• _WRITTEN EXERCISE_: Every record must be repeated exactly; omit any pictures they contain.
— Start of TASK INPUT —
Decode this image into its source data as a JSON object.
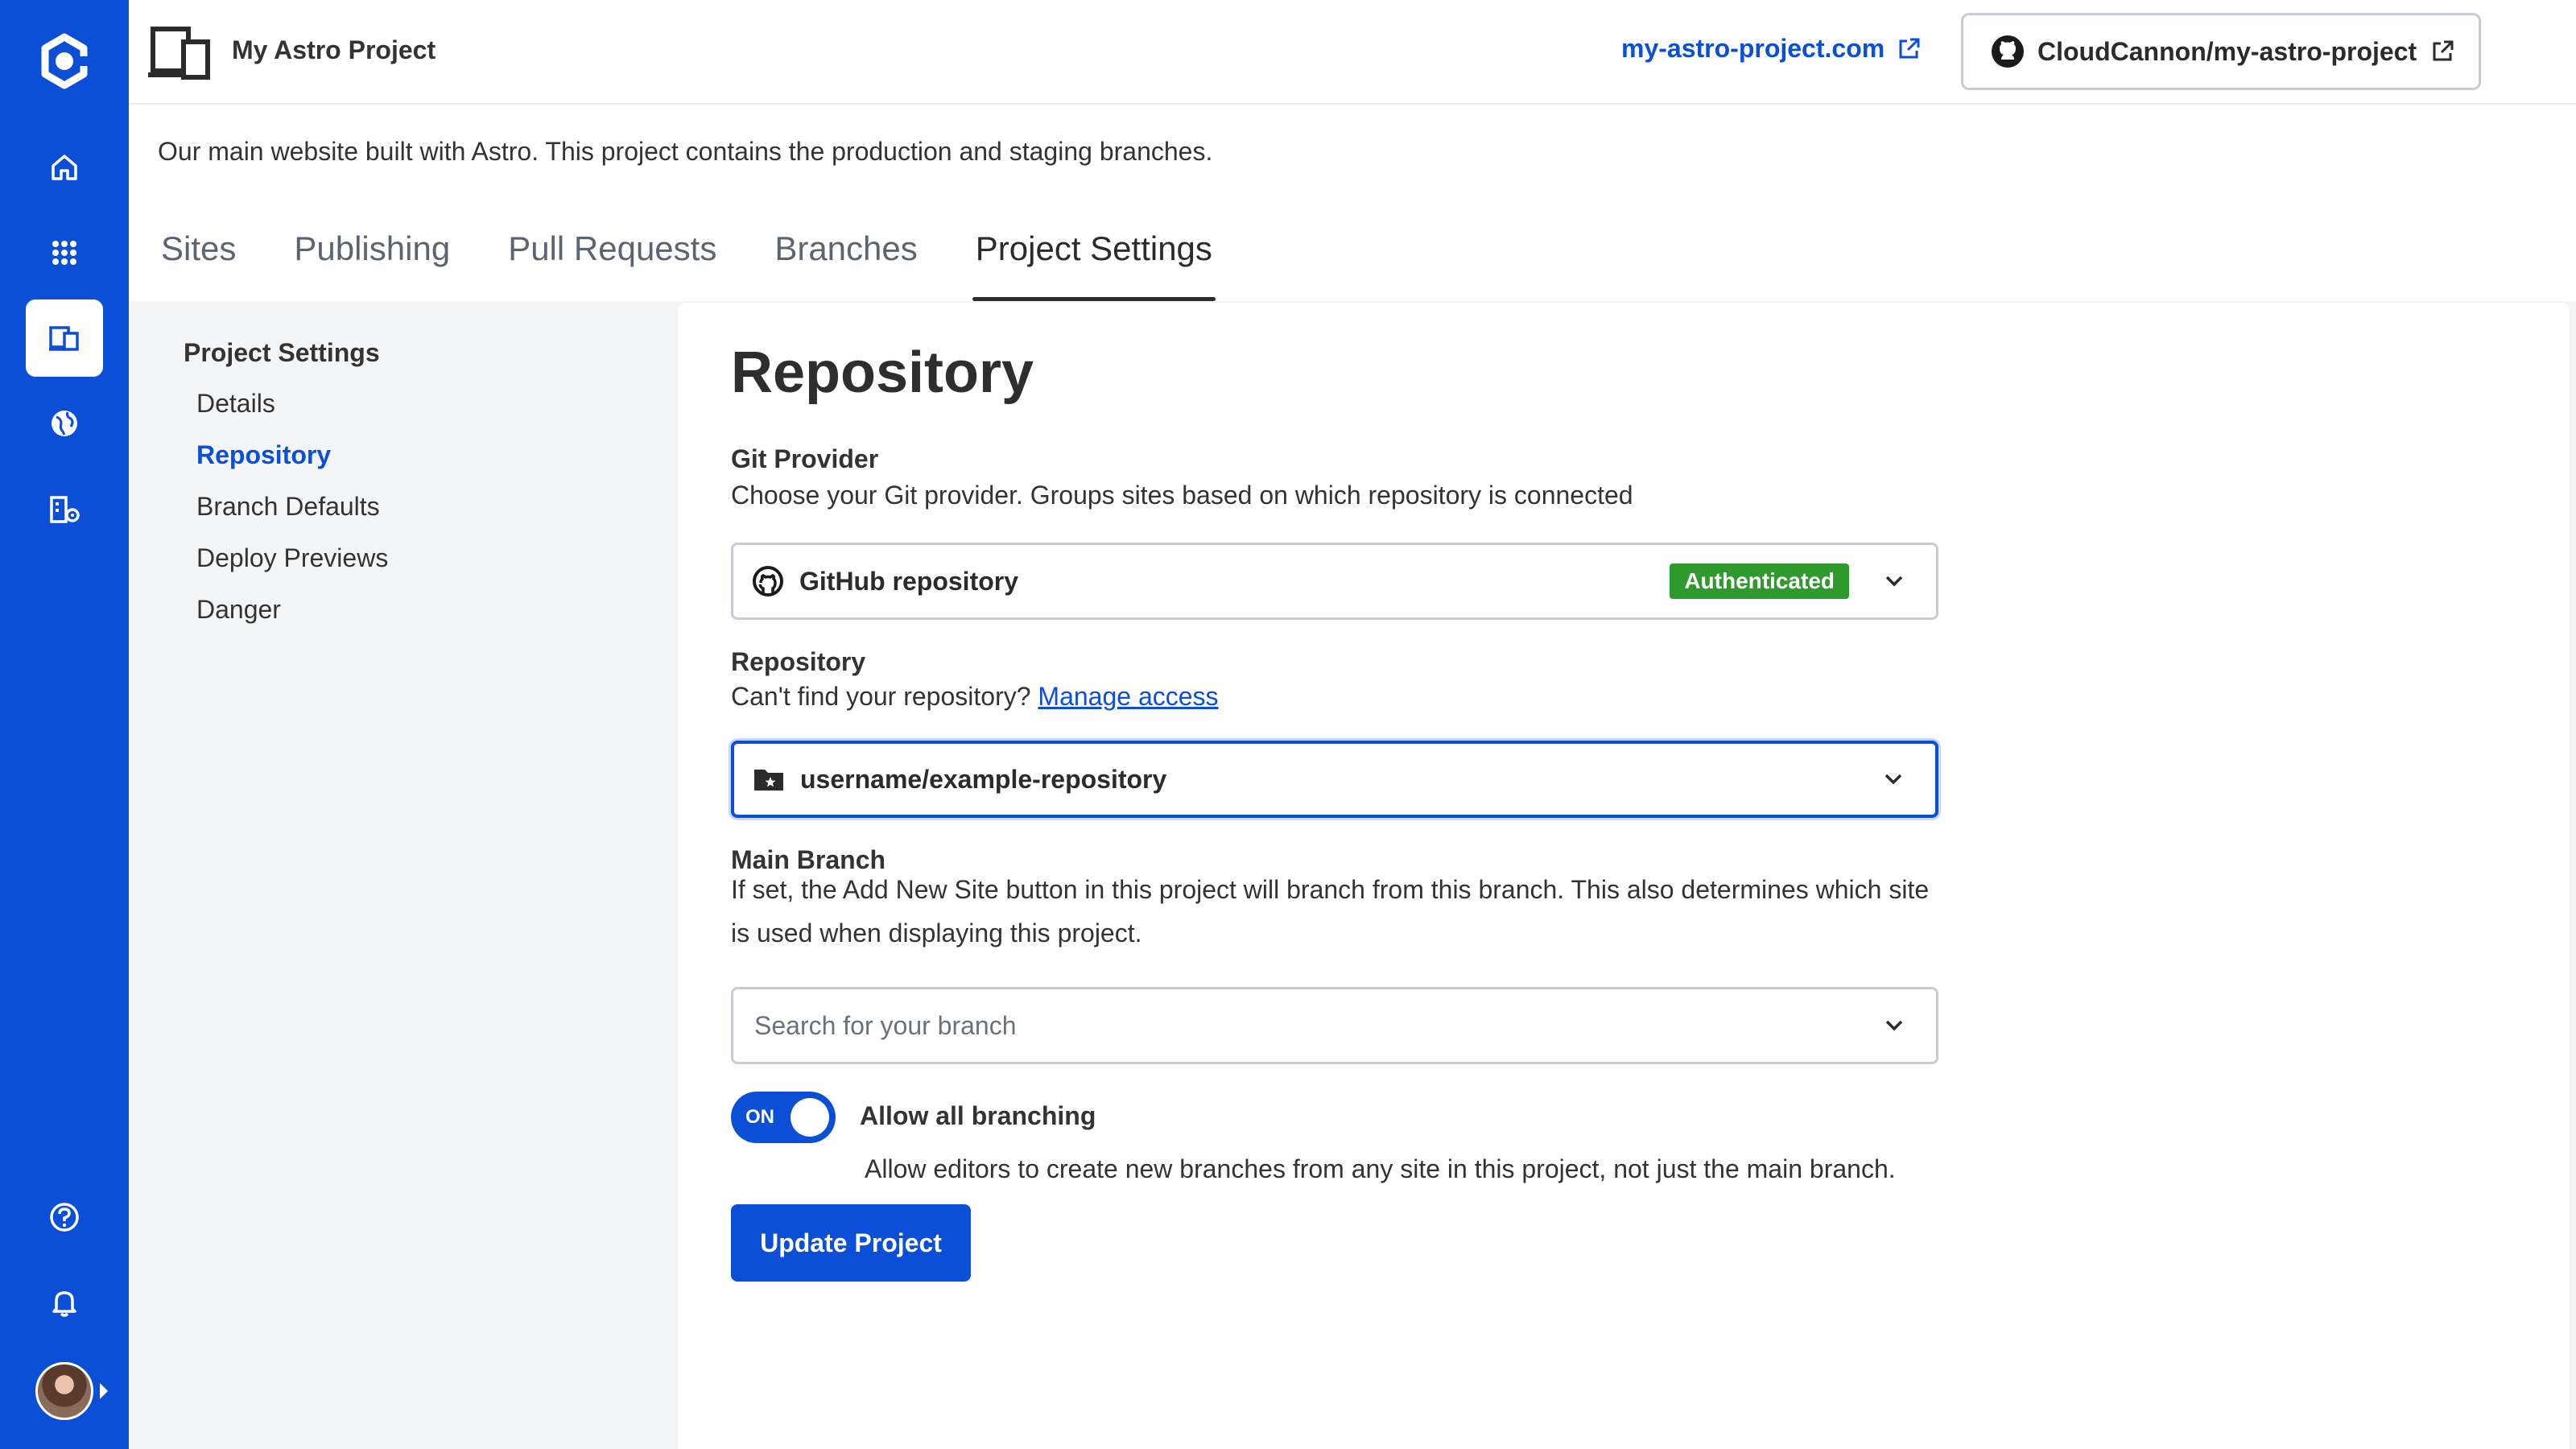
{
  "header": {
    "project_name": "My Astro Project",
    "site_link": "my-astro-project.com",
    "repo_button": "CloudCannon/my-astro-project"
  },
  "project": {
    "description": "Our main website built with Astro. This project contains the production and staging branches."
  },
  "tabs": [
    {
      "label": "Sites"
    },
    {
      "label": "Publishing"
    },
    {
      "label": "Pull Requests"
    },
    {
      "label": "Branches"
    },
    {
      "label": "Project Settings",
      "active": true
    }
  ],
  "settings_nav": {
    "title": "Project Settings",
    "items": [
      {
        "label": "Details"
      },
      {
        "label": "Repository",
        "active": true
      },
      {
        "label": "Branch Defaults"
      },
      {
        "label": "Deploy Previews"
      },
      {
        "label": "Danger"
      }
    ]
  },
  "form": {
    "heading": "Repository",
    "git_provider": {
      "label": "Git Provider",
      "help": "Choose your Git provider. Groups sites based on which repository is connected",
      "value": "GitHub repository",
      "badge": "Authenticated"
    },
    "repository": {
      "label": "Repository",
      "help": "Can't find your repository?",
      "help_link": "Manage access",
      "value": "username/example-repository"
    },
    "main_branch": {
      "label": "Main Branch",
      "help": "If set, the Add New Site button in this project will branch from this branch. This also determines which site is used when displaying this project.",
      "placeholder": "Search for your branch"
    },
    "allow_branching": {
      "state": "ON",
      "label": "Allow all branching",
      "help": "Allow editors to create new branches from any site in this project, not just the main branch."
    },
    "submit_label": "Update Project"
  },
  "colors": {
    "brand": "#0a4fd6",
    "badge_green": "#2e9a2e"
  },
  "icons": {
    "rail": [
      "home-icon",
      "apps-grid-icon",
      "projects-icon",
      "globe-icon",
      "organization-settings-icon",
      "help-icon",
      "bell-icon"
    ]
  }
}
— End of TASK INPUT —
• _TASK SOLUTION_:
Decode this image into its source data as a JSON object.
{
  "header": {
    "project_name": "My Astro Project",
    "site_link": "my-astro-project.com",
    "repo_button": "CloudCannon/my-astro-project"
  },
  "project": {
    "description": "Our main website built with Astro. This project contains the production and staging branches."
  },
  "tabs": [
    {
      "label": "Sites"
    },
    {
      "label": "Publishing"
    },
    {
      "label": "Pull Requests"
    },
    {
      "label": "Branches"
    },
    {
      "label": "Project Settings",
      "active": true
    }
  ],
  "settings_nav": {
    "title": "Project Settings",
    "items": [
      {
        "label": "Details"
      },
      {
        "label": "Repository",
        "active": true
      },
      {
        "label": "Branch Defaults"
      },
      {
        "label": "Deploy Previews"
      },
      {
        "label": "Danger"
      }
    ]
  },
  "form": {
    "heading": "Repository",
    "git_provider": {
      "label": "Git Provider",
      "help": "Choose your Git provider. Groups sites based on which repository is connected",
      "value": "GitHub repository",
      "badge": "Authenticated"
    },
    "repository": {
      "label": "Repository",
      "help": "Can't find your repository?",
      "help_link": "Manage access",
      "value": "username/example-repository"
    },
    "main_branch": {
      "label": "Main Branch",
      "help": "If set, the Add New Site button in this project will branch from this branch. This also determines which site is used when displaying this project.",
      "placeholder": "Search for your branch"
    },
    "allow_branching": {
      "state": "ON",
      "label": "Allow all branching",
      "help": "Allow editors to create new branches from any site in this project, not just the main branch."
    },
    "submit_label": "Update Project"
  },
  "colors": {
    "brand": "#0a4fd6",
    "badge_green": "#2e9a2e"
  },
  "icons": {
    "rail": [
      "home-icon",
      "apps-grid-icon",
      "projects-icon",
      "globe-icon",
      "organization-settings-icon",
      "help-icon",
      "bell-icon"
    ]
  }
}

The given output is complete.